» **Task list**
#1 Read the notebook code below and decide whether each statement agrees with it: (a) the dataset loads its data from a CSV file, (b) text sequences are padded with a padding value of 1, (c) audio is loaded with torchaudio before the Mel spectrogram is computed. Answer each with yes or no and quote the deciding words.
#2 List every name that the notebook code brings in with a "from ... import" statement.
#3 Write the next lines of the notebook code, carrying on from its last line.

» **Text to read**
◆ ◆ ◆ ◆

In [3]:
import os
import torch
import pandas as pd
from torch.utils.data import Dataset, DataLoader
from torchaudio.transforms import MelSpectrogram
from transformers import PreTrainedTokenizerFast
from tacotron2_model import Tacotron2 
import torchaudio

In [12]:
# Define custom dataset
class EnglishSpeechDataset(Dataset):
    def __init__(self, csv_file, tokenizer, mel_transform):
        self.data = pd.read_csv(csv_file)
        self.audio_paths = self.data["english_audio"].values
        self.texts = self.data["english_text"].values
        self.tokenizer = tokenizer
        self.mel_transform = mel_transform

    def __len__(self):
        return len(self.texts)

    def __getitem__(self, idx):
        audio_path = self.audio_paths[idx]
        text = self.texts[idx]

        # Tokenize text
        text_ids = self.tokenizer(text, return_tensors="pt").input_ids.squeeze(0)

        # Load audio and compute Mel spectrogram
        waveform, sample_rate = torchaudio.load(audio_path)
        mel_spec = self.mel_transform(waveform).squeeze(0)

        return text_ids, mel_spec

In [13]:
# Collate function to handle batching
def collate_fn(batch):
    text_batch, mel_batch = zip(*batch)

    # Pad text and mel spectrogram sequences
    text_lens = torch.tensor([len(text) for text in text_batch])
    mel_lens = torch.tensor([mel.size(-1) for mel in mel_batch])  # Sequence lengths (time dimension)

    text_padded = torch.nn.utils.rnn.pad_sequence(text_batch, batch_first=True, padding_value=0)

◆ ◆ ◆ ◆

» **Listed entries**
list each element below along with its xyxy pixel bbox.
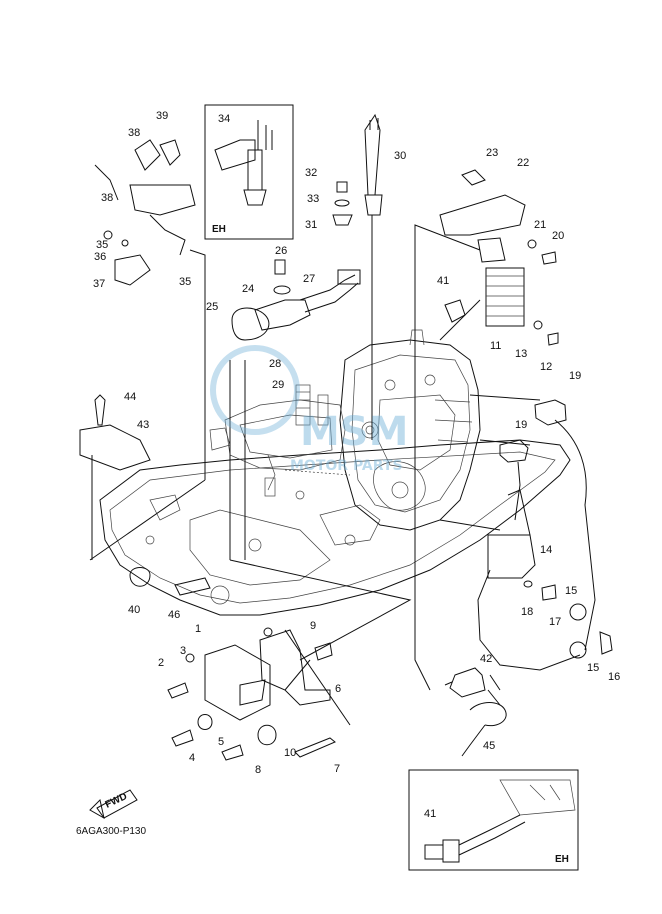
inset-35-eh [204,104,294,240]
callout-15: 15 [587,662,599,674]
callout-32: 32 [305,167,317,179]
callout-44: 44 [124,391,136,403]
callout-45: 45 [483,740,495,752]
diagram-code: 6AGA300-P130 [76,826,146,837]
inset-label-eh-2: EH [555,854,569,865]
parts-top-center-group [231,113,383,341]
callout-20: 20 [552,230,564,242]
callout-39: 39 [156,110,168,122]
callout-19: 19 [569,370,581,382]
callout-37: 37 [93,278,105,290]
callout-28: 28 [269,358,281,370]
callout-5: 5 [218,736,224,748]
callout-10: 10 [284,747,296,759]
fwd-label: FWD [104,791,129,811]
callout-30: 30 [394,150,406,162]
parts-left-bracket-group [94,139,196,286]
callout-13: 13 [515,348,527,360]
callout-38: 38 [128,127,140,139]
callout-7: 7 [334,763,340,775]
watermark: MSM MOTOR PARTS [210,345,408,474]
parts-misc [79,394,507,757]
callout-42: 42 [480,653,492,665]
callout-18: 18 [521,606,533,618]
callout-43: 43 [137,419,149,431]
callout-40: 40 [128,604,140,616]
callout-labels: 1234567891011121314151516171819192021222… [93,110,620,820]
inset-41-eh [408,769,579,871]
callout-6: 6 [335,683,341,695]
callout-23: 23 [486,147,498,159]
inset-label-eh-1: EH [212,224,226,235]
callout-3: 3 [180,645,186,657]
parts-right-upper-group [439,169,559,346]
svg-text:MSM: MSM [300,409,408,455]
parts-lower-left-group [89,627,336,819]
callout-8: 8 [255,764,261,776]
callout-11: 11 [490,340,501,352]
callout-22: 22 [517,157,529,169]
callout-46: 46 [168,609,180,621]
callout-26: 26 [275,245,287,257]
callout-24: 24 [242,283,254,295]
callout-41: 41 [437,275,449,287]
callout-29: 29 [272,379,284,391]
callout-21: 21 [534,219,546,231]
callout-1: 1 [195,623,201,635]
callout-4: 4 [189,752,195,764]
callout-9: 9 [310,620,316,632]
callout-2: 2 [158,657,164,669]
callout-19: 19 [515,419,527,431]
callout-12: 12 [540,361,552,373]
engine-cylinder-block [209,329,481,531]
callout-31: 31 [305,219,317,231]
callout-41: 41 [424,808,436,820]
watermark-text: MOTOR PARTS [290,458,403,474]
callout-27: 27 [303,273,315,285]
callout-34: 34 [218,113,230,125]
callout-35: 35 [96,239,108,251]
callout-25: 25 [206,301,218,313]
callout-38: 38 [101,192,113,204]
parts-ignition-group [477,399,613,671]
callout-15: 15 [565,585,577,597]
callout-36: 36 [94,251,106,263]
callout-35: 35 [179,276,191,288]
callout-14: 14 [540,544,552,556]
engine-base-plate [99,439,571,616]
callout-17: 17 [549,616,561,628]
callout-33: 33 [307,193,319,205]
callout-16: 16 [608,671,620,683]
leader-lines [89,215,541,726]
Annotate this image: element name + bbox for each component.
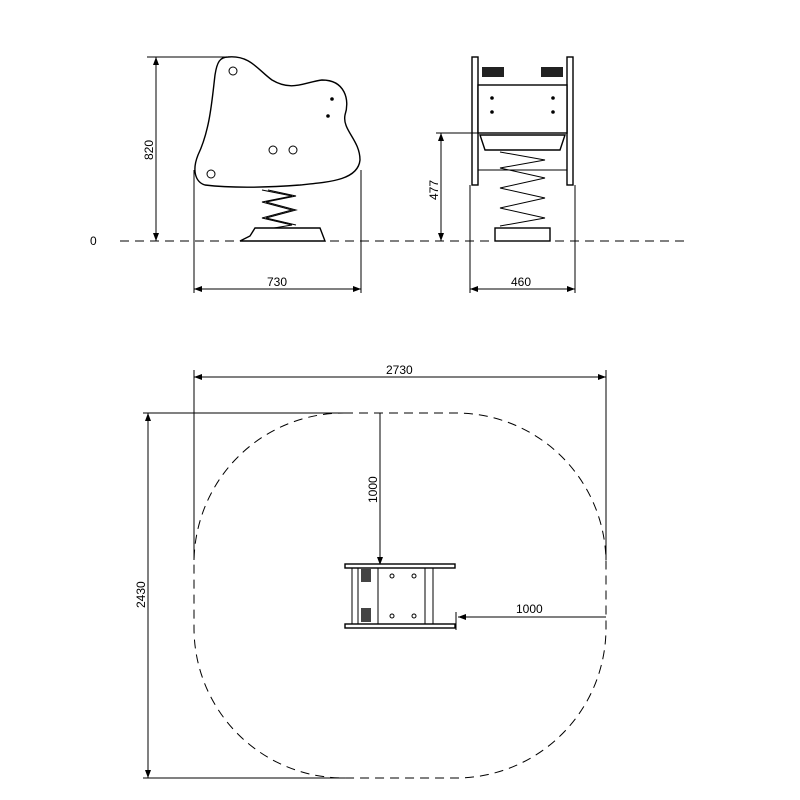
ground-label: 0 [90, 234, 97, 248]
plan-width-label: 2430 [134, 581, 148, 608]
plan-view: 2730 2430 1000 1000 [134, 363, 607, 779]
side-view: 820 730 [142, 56, 362, 293]
side-width-label: 730 [267, 275, 287, 289]
front-seat-height-label: 477 [427, 180, 441, 200]
side-height-label: 820 [142, 140, 156, 160]
clearance-top-label: 1000 [366, 476, 380, 503]
safety-zone [193, 412, 607, 779]
front-view: 477 460 [427, 56, 576, 293]
clearance-side-label: 1000 [516, 602, 543, 616]
front-width-label: 460 [511, 275, 531, 289]
plan-length-label: 2730 [386, 363, 413, 377]
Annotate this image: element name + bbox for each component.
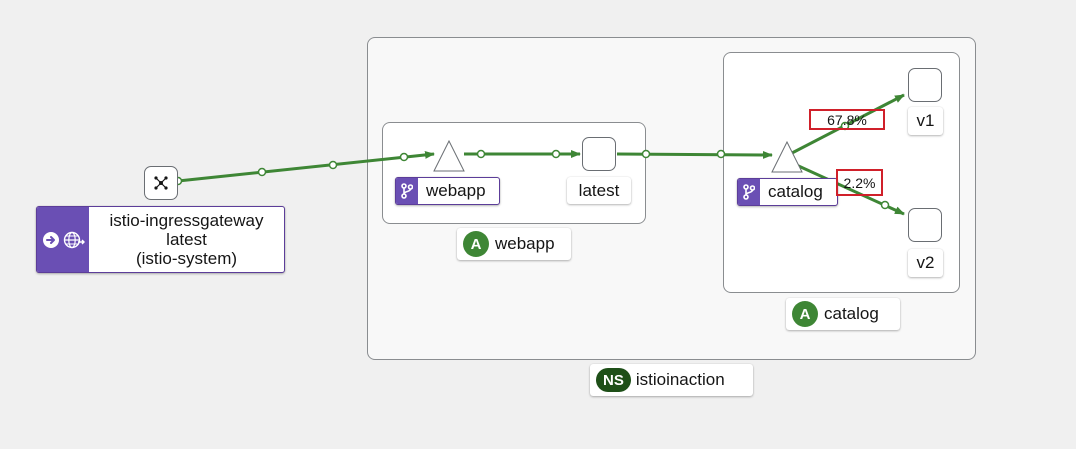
gateway-text: istio-ingressgateway latest (istio-syste… xyxy=(89,207,284,272)
catalog-service-name: catalog xyxy=(768,182,823,201)
traffic-percent-v1-text: 67.8% xyxy=(827,111,867,128)
gateway-name: istio-ingressgateway xyxy=(109,211,264,230)
traffic-percent-v2-text: 2.2% xyxy=(843,174,876,191)
v2-workload-node[interactable] xyxy=(908,208,942,242)
traffic-percent-v1: 67.8% xyxy=(809,109,885,130)
gateway-version: latest xyxy=(166,230,207,249)
latest-workload-name: latest xyxy=(578,180,620,200)
catalog-app-name: catalog xyxy=(824,304,879,323)
catalog-app-label[interactable]: A catalog xyxy=(786,298,900,330)
namespace-label[interactable]: NS istioinaction xyxy=(590,364,753,396)
ingress-gateway-label[interactable]: istio-ingressgateway latest (istio-syste… xyxy=(36,206,285,273)
traffic-percent-v2: 2.2% xyxy=(836,169,883,196)
webapp-app-name: webapp xyxy=(495,234,555,253)
app-badge: A xyxy=(463,231,489,257)
v1-workload-label[interactable]: v1 xyxy=(908,107,943,135)
gateway-namespace: (istio-system) xyxy=(135,249,238,268)
arrow-circle-right-icon xyxy=(42,231,59,248)
webapp-service-label[interactable]: webapp xyxy=(395,177,500,205)
service-branch-icon xyxy=(738,179,760,205)
v1-workload-name: v1 xyxy=(916,111,935,130)
catalog-service-label[interactable]: catalog xyxy=(737,178,838,206)
service-branch-icon xyxy=(396,178,418,204)
latest-workload-node[interactable] xyxy=(582,137,616,171)
network-hub-icon xyxy=(154,176,168,190)
webapp-app-label[interactable]: A webapp xyxy=(457,228,571,260)
app-badge: A xyxy=(792,301,818,327)
edge-ingress-to-webapp[interactable] xyxy=(177,150,435,183)
ingress-gateway-node[interactable] xyxy=(144,166,178,200)
webapp-service-node[interactable] xyxy=(433,139,465,172)
globe-icon xyxy=(63,231,85,248)
webapp-service-name: webapp xyxy=(426,181,486,200)
v2-workload-name: v2 xyxy=(916,253,935,272)
v2-workload-label[interactable]: v2 xyxy=(908,249,943,277)
v1-workload-node[interactable] xyxy=(908,68,942,102)
catalog-service-node[interactable] xyxy=(771,140,803,173)
namespace-name: istioinaction xyxy=(635,370,725,389)
latest-workload-label[interactable]: latest xyxy=(567,177,631,204)
edge-latest-to-catalog[interactable] xyxy=(616,150,773,159)
gateway-icons xyxy=(37,207,89,272)
namespace-badge: NS xyxy=(596,368,631,392)
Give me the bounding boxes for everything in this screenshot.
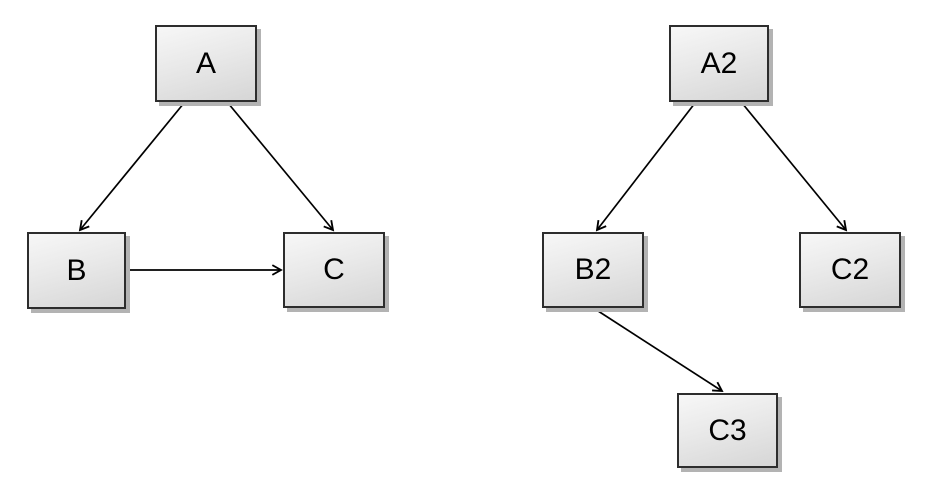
node-label: C3 [708,413,747,447]
edge-A-to-C[interactable] [227,102,335,232]
node-C[interactable]: C [283,232,385,308]
node-label: B [66,253,87,287]
edge-A2-to-C2[interactable] [741,102,848,232]
node-A2[interactable]: A2 [669,25,769,102]
node-A[interactable]: A [155,25,257,102]
node-label: A [195,46,216,80]
node-B[interactable]: B [27,232,126,309]
node-C3[interactable]: C3 [677,393,778,468]
edge-A-to-B[interactable] [78,102,185,232]
edge-B2-to-C3[interactable] [594,308,724,393]
node-label: B2 [574,253,612,286]
node-B2[interactable]: B2 [542,232,644,308]
node-label: C2 [830,253,870,286]
node-label: A2 [700,46,738,80]
edge-A2-to-B2[interactable] [595,102,696,232]
node-C2[interactable]: C2 [799,232,901,308]
node-label: C [323,253,345,286]
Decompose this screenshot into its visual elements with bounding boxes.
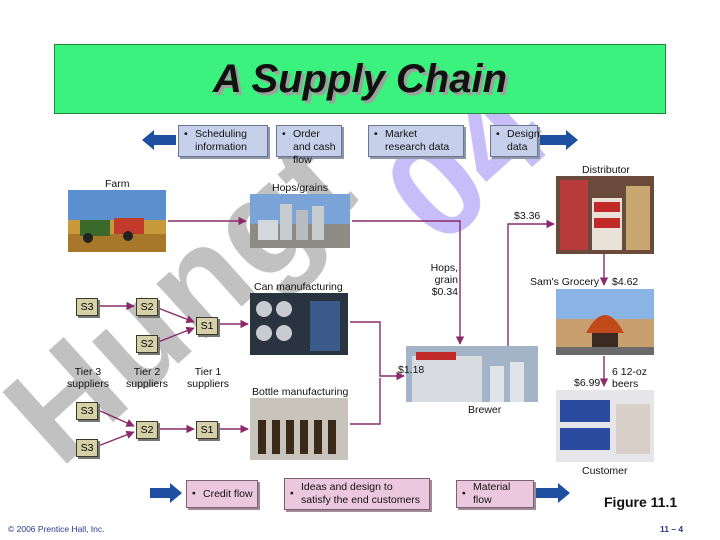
tier1-supplier-bottom: S1: [196, 421, 218, 439]
tier3-line1: Tier 3: [74, 366, 102, 378]
farm-photo: [68, 190, 166, 252]
price-grocery: $4.62: [612, 276, 639, 288]
bottle-manufacturing-label: Bottle manufacturing: [252, 386, 349, 398]
flow-hops-brewer: [352, 220, 465, 345]
legend-bullet: •: [496, 128, 500, 140]
footer-page-number: 11 – 4: [660, 524, 684, 534]
tier2-supplier-bottom: S2: [136, 421, 158, 439]
tier2-line2: suppliers: [125, 378, 169, 390]
pack-label: 6 12-oz beers: [612, 366, 647, 390]
legend-bullet: •: [192, 487, 196, 500]
distributor-label: Distributor: [582, 164, 630, 176]
distributor-photo: [556, 176, 654, 254]
arrow-right-material: [532, 483, 570, 503]
flow-brewer-distributor: [507, 219, 555, 346]
arrow-right-credit: [150, 483, 182, 503]
hops-grain-price: Hops, grain $0.34: [424, 262, 458, 298]
hops-grain-line2: grain: [434, 274, 458, 286]
tier2-supplier-top-b: S2: [136, 335, 158, 353]
legend-material-flow: • Material flow: [456, 480, 534, 508]
legend-text: Ideas and design to satisfy the end cust…: [301, 481, 421, 506]
customer-photo: [556, 390, 654, 462]
pack-line2: beers: [612, 378, 639, 390]
flow-bottle-brewer: [350, 378, 381, 425]
legend-text: Order and cash flow: [293, 128, 336, 166]
tier1-line1: Tier 1: [194, 366, 222, 378]
legend-bullet: •: [290, 487, 294, 500]
sams-grocery-photo: [556, 289, 654, 355]
price-customer: $6.99: [574, 377, 601, 389]
legend-text: Material flow: [473, 481, 511, 506]
tier2-supplier-top-a: S2: [136, 298, 158, 316]
legend-ideas-design: • Ideas and design to satisfy the end cu…: [284, 478, 430, 510]
customer-label: Customer: [582, 465, 628, 477]
bottle-manufacturing-photo: [250, 398, 348, 460]
flow-s2-s1-top: [157, 307, 195, 324]
can-manufacturing-photo: [250, 293, 348, 355]
footer-copyright: © 2006 Prentice Hall, Inc.: [8, 524, 105, 534]
legend-scheduling-information: • Scheduling information: [178, 125, 268, 157]
title-bar: A Supply Chain: [54, 44, 666, 114]
legend-text: Design data: [507, 128, 540, 153]
hops-grains-label: Hops/grains: [272, 182, 329, 194]
price-distributor: $3.36: [514, 210, 541, 222]
arrow-left-scheduling: [142, 130, 176, 150]
legend-credit-flow: • Credit flow: [186, 480, 258, 508]
farm-label: Farm: [105, 178, 130, 190]
brewer-photo: [406, 346, 538, 402]
price-brewer: $1.18: [398, 364, 425, 376]
flow-s3-s2-bottom-b: [97, 430, 135, 447]
tier1-label: Tier 1 suppliers: [186, 366, 230, 390]
arrow-right-design: [538, 130, 578, 150]
legend-bullet: •: [184, 128, 188, 140]
legend-design-data: • Design data: [490, 125, 540, 157]
legend-market-research-data: • Market research data: [368, 125, 464, 157]
tier3-label: Tier 3 suppliers: [66, 366, 110, 390]
flow-s3-s2-bottom-a: [97, 409, 135, 427]
tier2-line1: Tier 2: [133, 366, 161, 378]
legend-text: Market research data: [385, 128, 450, 153]
brewer-label: Brewer: [468, 404, 502, 416]
hops-grain-line3: $0.34: [431, 286, 458, 298]
legend-order-cash-flow: • Order and cash flow: [276, 125, 342, 166]
hops-grain-line1: Hops,: [430, 262, 458, 274]
tier3-supplier-bottom-b: S3: [76, 439, 98, 457]
legend-text: Credit flow: [203, 487, 253, 500]
tier3-supplier-bottom-a: S3: [76, 402, 98, 420]
legend-bullet: •: [462, 487, 466, 500]
tier1-supplier-top: S1: [196, 317, 218, 335]
flow-s2b-s1-top: [157, 326, 195, 343]
legend-bullet: •: [374, 128, 378, 140]
tier3-line2: suppliers: [66, 378, 110, 390]
slide-title: A Supply Chain: [212, 56, 508, 101]
legend-text: Scheduling information: [195, 128, 247, 153]
pack-line1: 6 12-oz: [612, 366, 648, 378]
tier3-supplier-top: S3: [76, 298, 98, 316]
tier1-line2: suppliers: [186, 378, 230, 390]
figure-label: Figure 11.1: [604, 494, 678, 510]
can-manufacturing-label: Can manufacturing: [254, 281, 343, 293]
legend-bullet: •: [282, 128, 286, 140]
sams-grocery-label: Sam's Grocery: [530, 276, 600, 288]
flow-can-brewer: [350, 321, 405, 381]
tier2-label: Tier 2 suppliers: [125, 366, 169, 390]
hops-grains-photo: [250, 194, 350, 248]
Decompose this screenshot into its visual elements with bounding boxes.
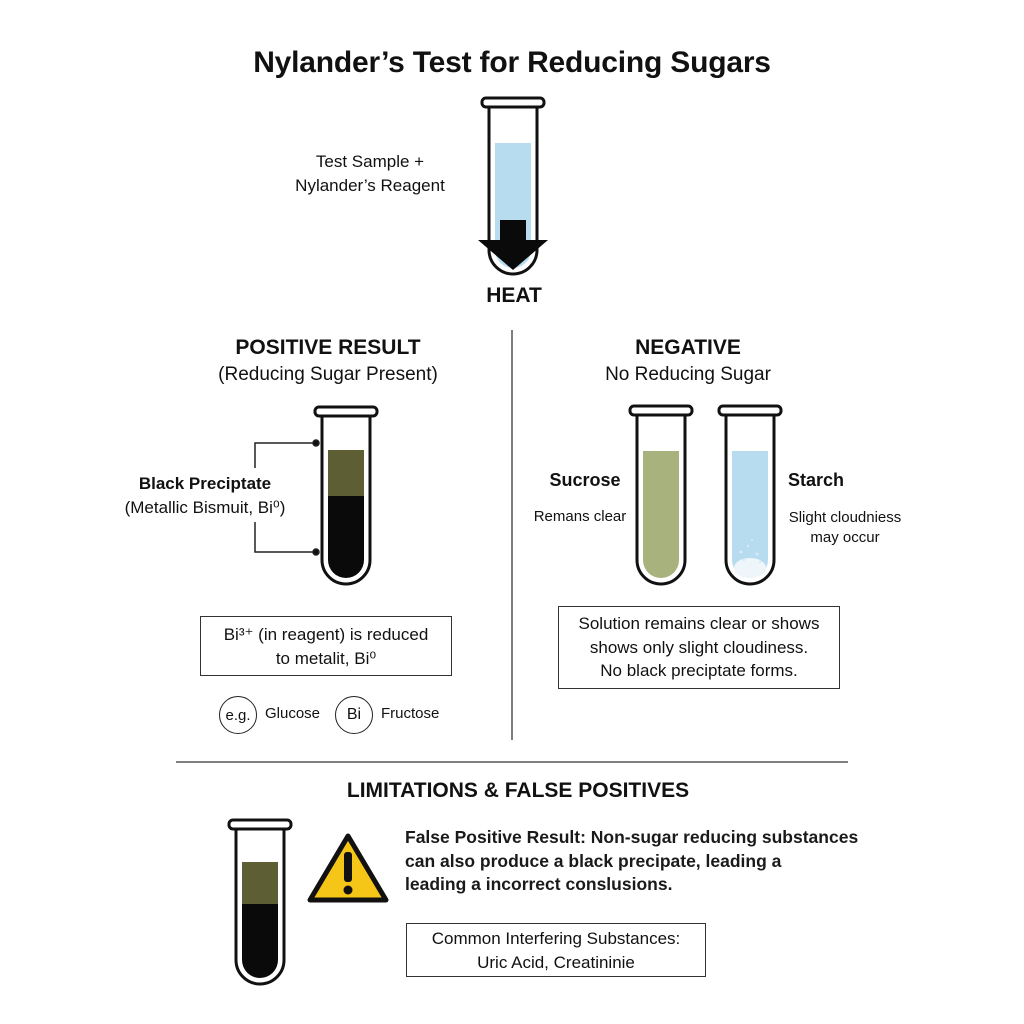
- negative-subheading: No Reducing Sugar: [605, 364, 771, 385]
- negative-summary-box: Solution remains clear or shows shows on…: [558, 606, 840, 689]
- positive-test-tube: [313, 405, 379, 586]
- precipitate-label-line1: Black Preciptate: [138, 474, 272, 493]
- false-positive-tube-rim: [227, 818, 293, 831]
- starch-tube-particles: [739, 539, 762, 564]
- reduction-info-box: Bi³⁺ (in reagent) is reduced to metalit,…: [200, 616, 452, 676]
- reduction-info-line1: Bi³⁺ (in reagent) is reduced: [223, 625, 429, 644]
- reduction-info-line2: to metalit, Bi⁰: [275, 649, 377, 668]
- sucrose-tube-liquid: [643, 451, 679, 578]
- example-glucose: Glucose: [265, 705, 321, 722]
- limitations-heading: LIMITATIONS & FALSE POSITIVES: [346, 779, 690, 802]
- starch-tube-rim: [717, 404, 783, 417]
- starch-note-line1: Slight cloudniess: [788, 509, 902, 526]
- starch-note: Slight cloudniess may occur: [780, 508, 910, 548]
- sample-label-line1: Test Sample +: [315, 152, 425, 171]
- positive-tube-supernatant: [328, 450, 364, 496]
- false-positive-warning-line1: False Positive Result: Non-sugar reducin…: [405, 827, 859, 847]
- positive-heading: POSITIVE RESULT: [235, 336, 421, 359]
- false-positive-warning-line3: leading a incorrect conslusions.: [405, 874, 673, 894]
- sample-label-line2: Nylander’s Reagent: [295, 176, 445, 195]
- starch-tube-cloudiness: [734, 558, 766, 578]
- negative-summary-line1: Solution remains clear or shows: [578, 614, 820, 633]
- interfering-substances-line1: Common Interfering Substances:: [431, 929, 681, 948]
- negative-summary-line2: shows only slight cloudiness.: [589, 637, 809, 657]
- negative-summary-line3: No black preciptate forms.: [600, 661, 798, 680]
- sample-label: Test Sample + Nylander’s Reagent: [270, 150, 470, 198]
- false-positive-warning-line2: can also produce a black precipate, lead…: [405, 850, 782, 871]
- page-title: Nylander’s Test for Reducing Sugars: [253, 46, 771, 79]
- precipitate-label: Black Preciptate (Metallic Bismuit, Bi⁰): [100, 472, 310, 520]
- example-fructose: Fructose: [381, 705, 440, 722]
- sucrose-test-tube: [628, 404, 694, 586]
- negative-heading: NEGATIVE: [635, 336, 741, 359]
- interfering-substances-line2: Uric Acid, Creatininie: [477, 953, 635, 972]
- sucrose-label: Sucrose: [549, 470, 621, 490]
- heat-label: HEAT: [486, 284, 542, 307]
- positive-tube-precipitate: [328, 496, 364, 578]
- false-positive-warning: False Positive Result: Non-sugar reducin…: [405, 826, 875, 897]
- false-positive-test-tube: [227, 818, 293, 986]
- starch-label: Starch: [787, 470, 845, 490]
- example-circle-eg: e.g.: [219, 696, 257, 734]
- false-positive-precipitate: [242, 904, 278, 978]
- positive-tube-rim: [313, 405, 379, 418]
- example-circle-bi: Bi: [335, 696, 373, 734]
- down-arrow-icon: [478, 220, 548, 270]
- false-positive-supernatant: [242, 862, 278, 904]
- sucrose-note: Remans clear: [533, 508, 627, 525]
- sucrose-tube-rim: [628, 404, 694, 417]
- interfering-substances-box: Common Interfering Substances: Uric Acid…: [406, 923, 706, 977]
- starch-tube-liquid: [732, 451, 768, 578]
- starch-note-line2: may occur: [810, 529, 880, 546]
- warning-triangle-icon: [307, 833, 389, 903]
- top-tube-rim: [480, 96, 546, 109]
- precipitate-bracket: [254, 439, 320, 556]
- positive-subheading: (Reducing Sugar Present): [218, 364, 438, 385]
- precipitate-label-line2: (Metallic Bismuit, Bi⁰): [124, 498, 286, 517]
- starch-test-tube: [717, 404, 783, 586]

◆ ◆ ◆ ◆

» **Solved tasks**
#1
(a) Yes: "self.data = pd.read_csv(csv_file)"
(b) No: "padding_value=0"
(c) Yes: "waveform, sample_rate = torchaudio.load(audio_path)"

#2 Dataset, DataLoader, MelSpectrogram, PreTrainedTokenizerFast, Tacotron2

#3
    
    # Check mel feature consistency (n_mels)
    max_n_mels = max(mel.size(0) for mel in mel_batch)
    mel_padded = []
    for mel in mel_batch:
        if mel.size(0) < max_n_mels:
            pad = torch.zeros((max_n_mels - mel.size(0), mel.size(1)))  # Pad frequency bins
            mel = torch.cat([mel, pad], dim=0)
        mel_padded.append(mel)
    mel_padded = torch.nn.utils.rnn.pad_sequence(mel_padded, batch_first=True, padding_value=0)

    return text_padded, text_lens, mel_padded, mel_lens


In [14]:
# Model training loop
def train_tacotron2(csv_path, model, tokenizer, epochs=10, batch_size=16, learning_rate=1e-4):
    # Prepare dataset and data loader
    mel_transform = MelSpectrogram(sample_rate=22050, n_fft=1024, hop_length=256, n_mels=80)
    dataset = EnglishSpeechDataset(csv_path, tokenizer, mel_transform)
    dataloader = DataLoader(dataset, batch_size=batch_size, shuffle=True, collate_fn=collate_fn)

    # Define optimizer and loss
    optimizer = torch.optim.Adam(model.parameters(), lr=learning_rate)
    criterion = torch.nn.MSELoss()

    # Training loop
    for epoch in range(epochs):
        model.train()
        epoch_loss = 0.0

        for batch in dataloader:
            text_padded, text_lens, mel_padded, mel_lens = batch

            # Move data to device
            text_padded = text_padded.to(model.device)
            mel_padded = mel_padded.to(model.device)

            # Forward pass
            optimizer.zero_grad()
            mel_pred, mel_postnet, _ = model(text_padded, text_lens, mel_padded, mel_lens)

            # Compute loss
            loss = criterion(mel_pred, mel_padded) + criterion(mel_postnet, mel_padded)
            epoch_loss += loss.item()

            # Backward pass
            loss.backward()
            optimizer.step()

        print(f"Epoch {epoch + 1}/{epochs}, Loss: {epoch_loss:.4f}")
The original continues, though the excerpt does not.